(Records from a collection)
══════════
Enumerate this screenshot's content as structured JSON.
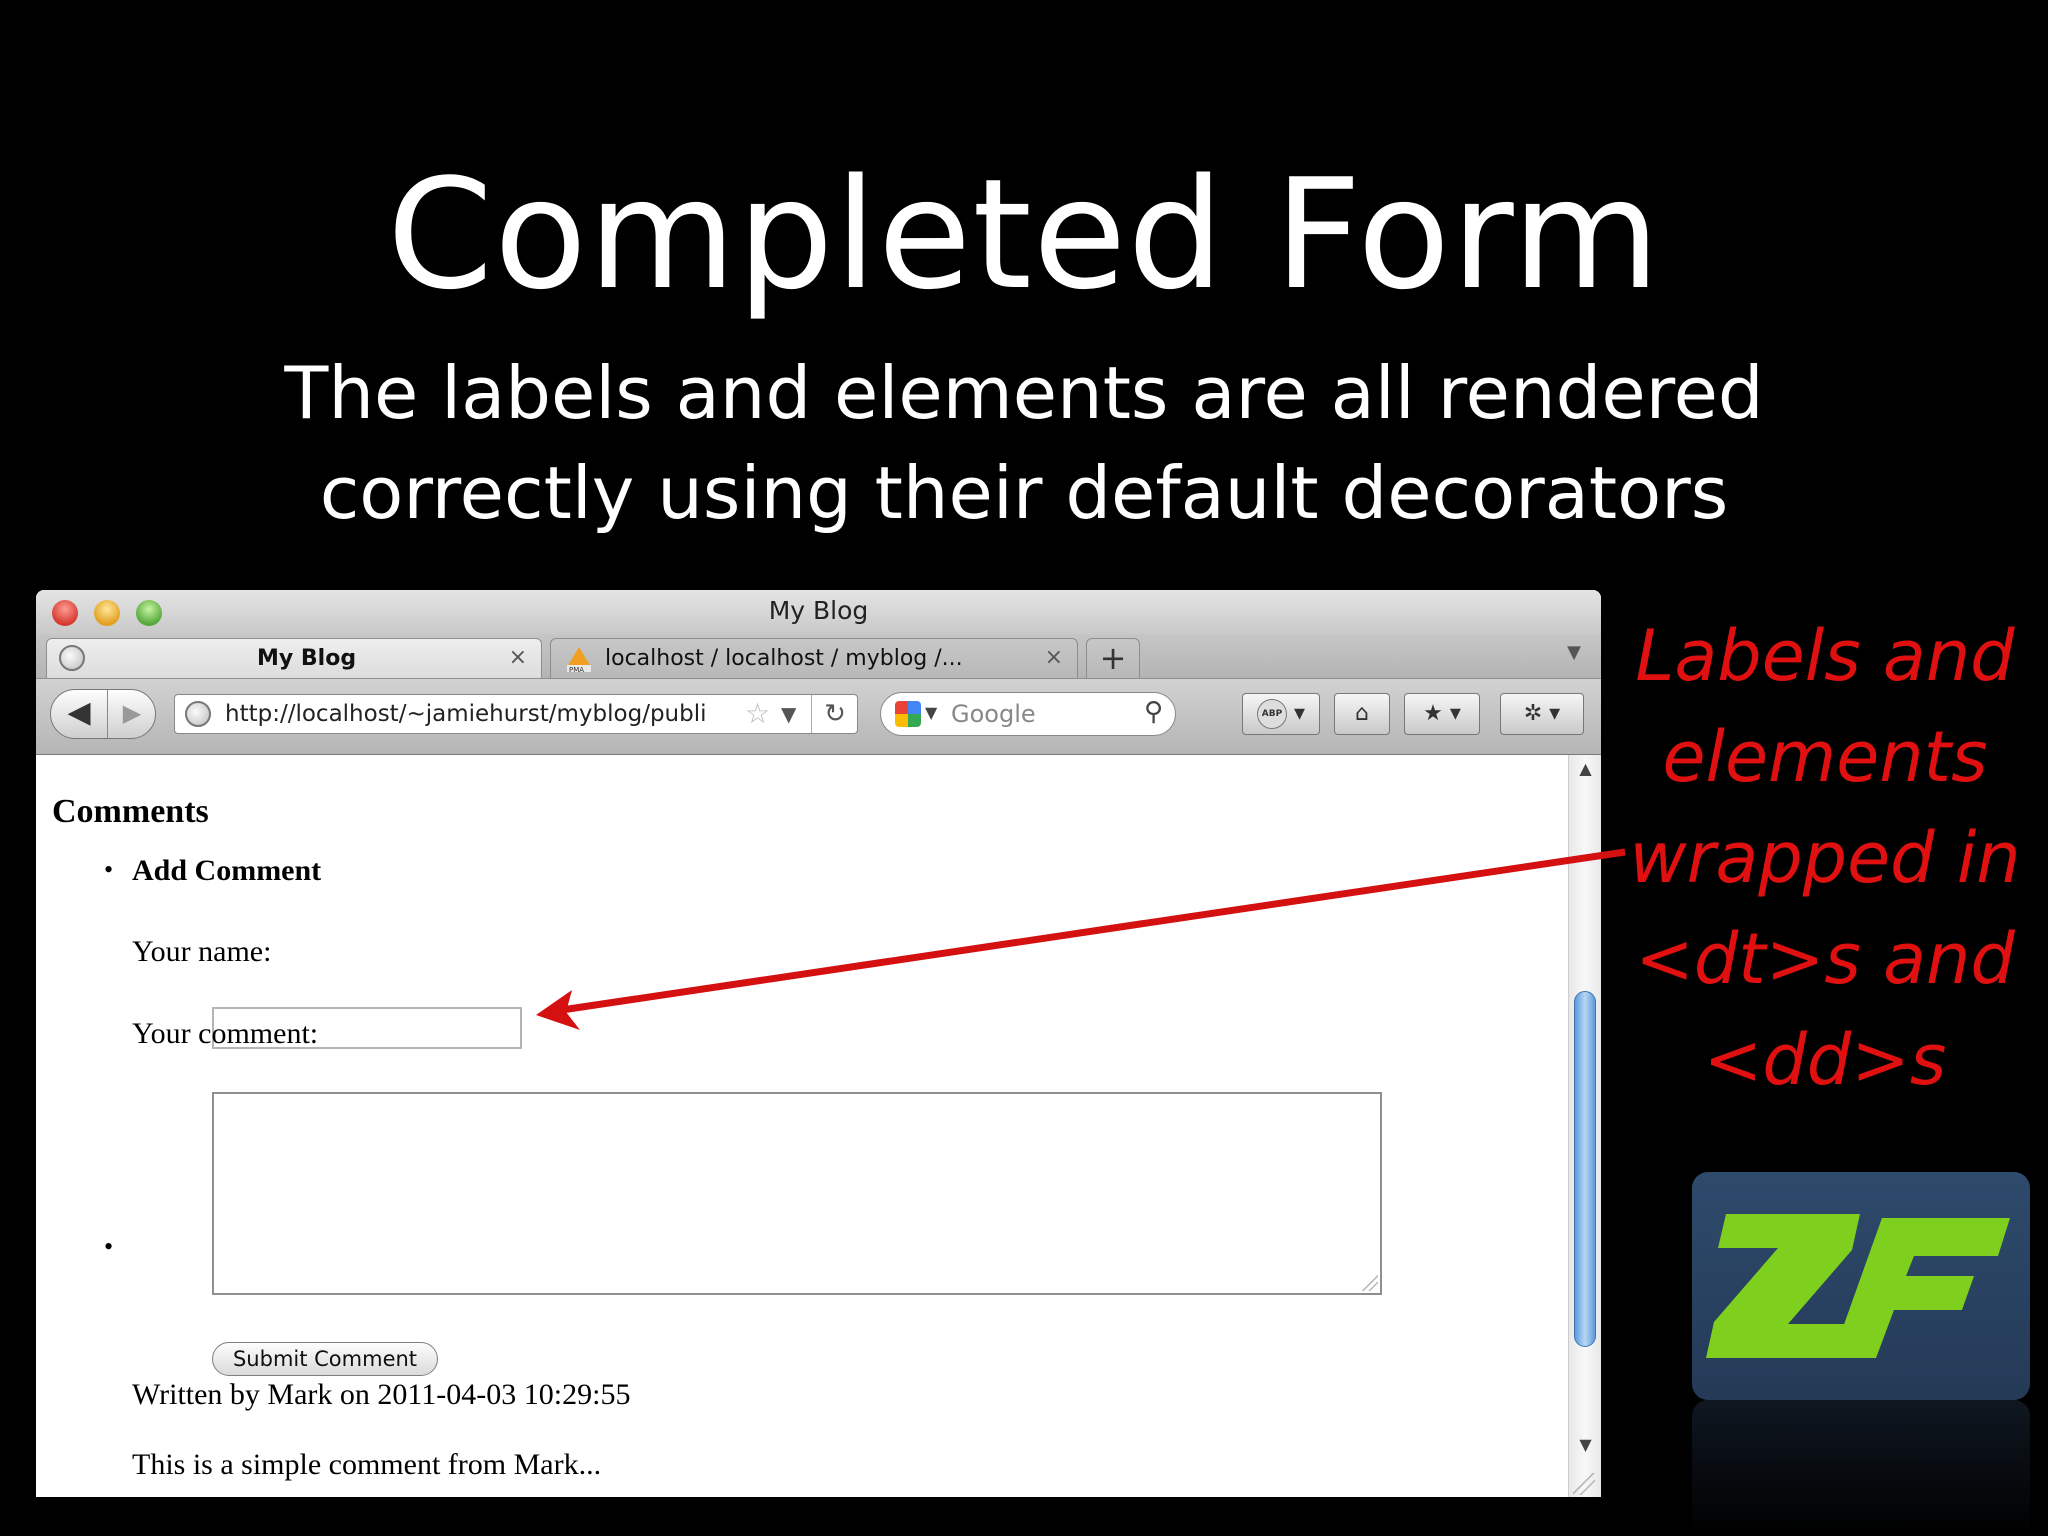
{
  "slide": {
    "title": "Completed Form",
    "subtitle_line1": "The labels and elements are all rendered",
    "subtitle_line2": "correctly using their default decorators"
  },
  "browser": {
    "window_title": "My Blog",
    "tabs": [
      {
        "label": "My Blog",
        "active": true
      },
      {
        "label": "localhost / localhost / myblog /...",
        "active": false
      }
    ],
    "new_tab_label": "+",
    "url": "http://localhost/~jamiehurst/myblog/publi",
    "search_placeholder": "Google",
    "toolbar_icons": [
      "back-icon",
      "forward-icon",
      "reload-icon",
      "adblock-icon",
      "home-icon",
      "bookmark-icon",
      "extension-icon"
    ]
  },
  "page": {
    "heading": "Comments",
    "add_comment": "Add Comment",
    "name_label": "Your name:",
    "comment_label": "Your comment:",
    "name_value": "",
    "comment_value": "",
    "submit_label": "Submit Comment",
    "written_by": "Written by Mark on 2011-04-03 10:29:55",
    "comment_body": "This is a simple comment from Mark..."
  },
  "annotation": {
    "lines": [
      "Labels and",
      "elements",
      "wrapped in",
      "<dt>s and",
      "<dd>s"
    ],
    "color": "#e01010"
  },
  "logo": {
    "text": "ZF",
    "color": "#7fcf1e"
  }
}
══════════
» Your instructions: Set down every record once more, word for word, without pictures.

» Solution to the exercise:
Enumerate this screenshot's content as structured JSON.
{
  "slide": {
    "title": "Completed Form",
    "subtitle_line1": "The labels and elements are all rendered",
    "subtitle_line2": "correctly using their default decorators"
  },
  "browser": {
    "window_title": "My Blog",
    "tabs": [
      {
        "label": "My Blog",
        "active": true
      },
      {
        "label": "localhost / localhost / myblog /...",
        "active": false
      }
    ],
    "new_tab_label": "+",
    "url": "http://localhost/~jamiehurst/myblog/publi",
    "search_placeholder": "Google",
    "toolbar_icons": [
      "back-icon",
      "forward-icon",
      "reload-icon",
      "adblock-icon",
      "home-icon",
      "bookmark-icon",
      "extension-icon"
    ]
  },
  "page": {
    "heading": "Comments",
    "add_comment": "Add Comment",
    "name_label": "Your name:",
    "comment_label": "Your comment:",
    "name_value": "",
    "comment_value": "",
    "submit_label": "Submit Comment",
    "written_by": "Written by Mark on 2011-04-03 10:29:55",
    "comment_body": "This is a simple comment from Mark..."
  },
  "annotation": {
    "lines": [
      "Labels and",
      "elements",
      "wrapped in",
      "<dt>s and",
      "<dd>s"
    ],
    "color": "#e01010"
  },
  "logo": {
    "text": "ZF",
    "color": "#7fcf1e"
  }
}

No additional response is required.